- _Supplied material_:
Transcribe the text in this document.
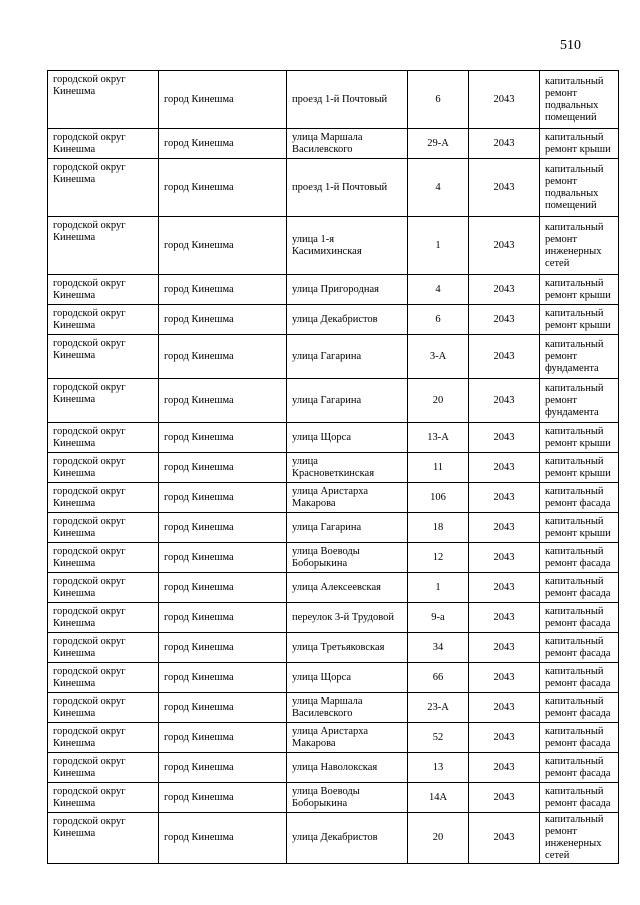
510
городской округ Кинешма	город Кинешма	проезд 1-й Почтовый	6	2043	капитальный ремонт подвальных помещений
городской округ Кинешма	город Кинешма	улица Маршала Василевского	29-А	2043	капитальный ремонт крыши
городской округ Кинешма	город Кинешма	проезд 1-й Почтовый	4	2043	капитальный ремонт подвальных помещений
городской округ Кинешма	город Кинешма	улица 1-я Касимихинская	1	2043	капитальный ремонт инженерных сетей
городской округ Кинешма	город Кинешма	улица Пригородная	4	2043	капитальный ремонт крыши
городской округ Кинешма	город Кинешма	улица Декабристов	6	2043	капитальный ремонт крыши
городской округ Кинешма	город Кинешма	улица Гагарина	3-А	2043	капитальный ремонт фундамента
городской округ Кинешма	город Кинешма	улица Гагарина	20	2043	капитальный ремонт фундамента
городской округ Кинешма	город Кинешма	улица Щорса	13-А	2043	капитальный ремонт крыши
городской округ Кинешма	город Кинешма	улица Красноветкинская	11	2043	капитальный ремонт крыши
городской округ Кинешма	город Кинешма	улица Аристарха Макарова	106	2043	капитальный ремонт фасада
городской округ Кинешма	город Кинешма	улица Гагарина	18	2043	капитальный ремонт крыши
городской округ Кинешма	город Кинешма	улица Воеводы Боборыкина	12	2043	капитальный ремонт фасада
городской округ Кинешма	город Кинешма	улица Алексеевская	1	2043	капитальный ремонт фасада
городской округ Кинешма	город Кинешма	переулок 3-й Трудовой	9-а	2043	капитальный ремонт фасада
городской округ Кинешма	город Кинешма	улица Третьяковская	34	2043	капитальный ремонт фасада
городской округ Кинешма	город Кинешма	улица Щорса	66	2043	капитальный ремонт фасада
городской округ Кинешма	город Кинешма	улица Маршала Василевского	23-А	2043	капитальный ремонт фасада
городской округ Кинешма	город Кинешма	улица Аристарха Макарова	52	2043	капитальный ремонт фасада
городской округ Кинешма	город Кинешма	улица Наволокская	13	2043	капитальный ремонт фасада
городской округ Кинешма	город Кинешма	улица Воеводы Боборыкина	14А	2043	капитальный ремонт фасада
городской округ Кинешма	город Кинешма	улица Декабристов	20	2043	капитальный ремонт инженерных сетей
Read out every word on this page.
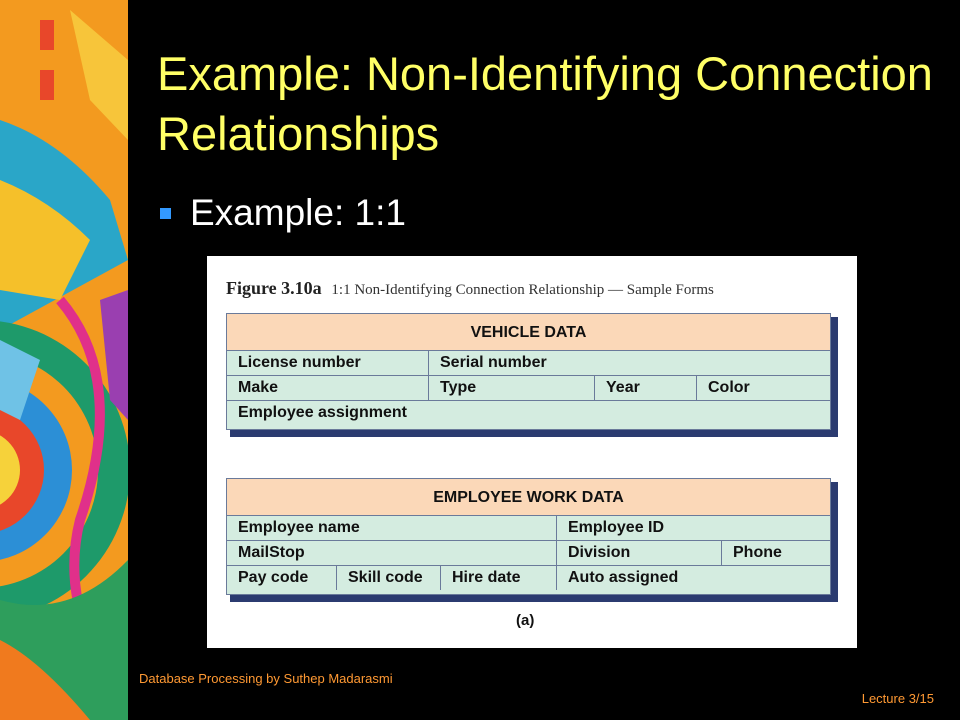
Example: Non-Identifying Connection Relationships
Example: 1:1
Figure 3.10a 1:1 Non-Identifying Connection Relationship — Sample Forms
VEHICLE DATA
License number	Serial number
Make	Type	Year	Color
Employee assignment
EMPLOYEE WORK DATA
Employee name	Employee ID
MailStop	Division	Phone
Pay code	Skill code	Hire date	Auto assigned
(a)
Database Processing by Suthep Madarasmi
Lecture 3/15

- _Brief_:
Do not include pictures. Copy only the lines running from the line with "Read out every word on this page." through the last line of the records, exactly as they appear.

- _Task answer_:
Read out every word on this page.
Example: Non-Identifying Connection Relationships
Example: 1:1
Figure 3.10a 1:1 Non-Identifying Connection Relationship — Sample Forms
VEHICLE DATA
License number	Serial number
Make	Type	Year	Color
Employee assignment
EMPLOYEE WORK DATA
Employee name	Employee ID
MailStop	Division	Phone
Pay code	Skill code	Hire date	Auto assigned
(a)
Database Processing by Suthep Madarasmi
Lecture 3/15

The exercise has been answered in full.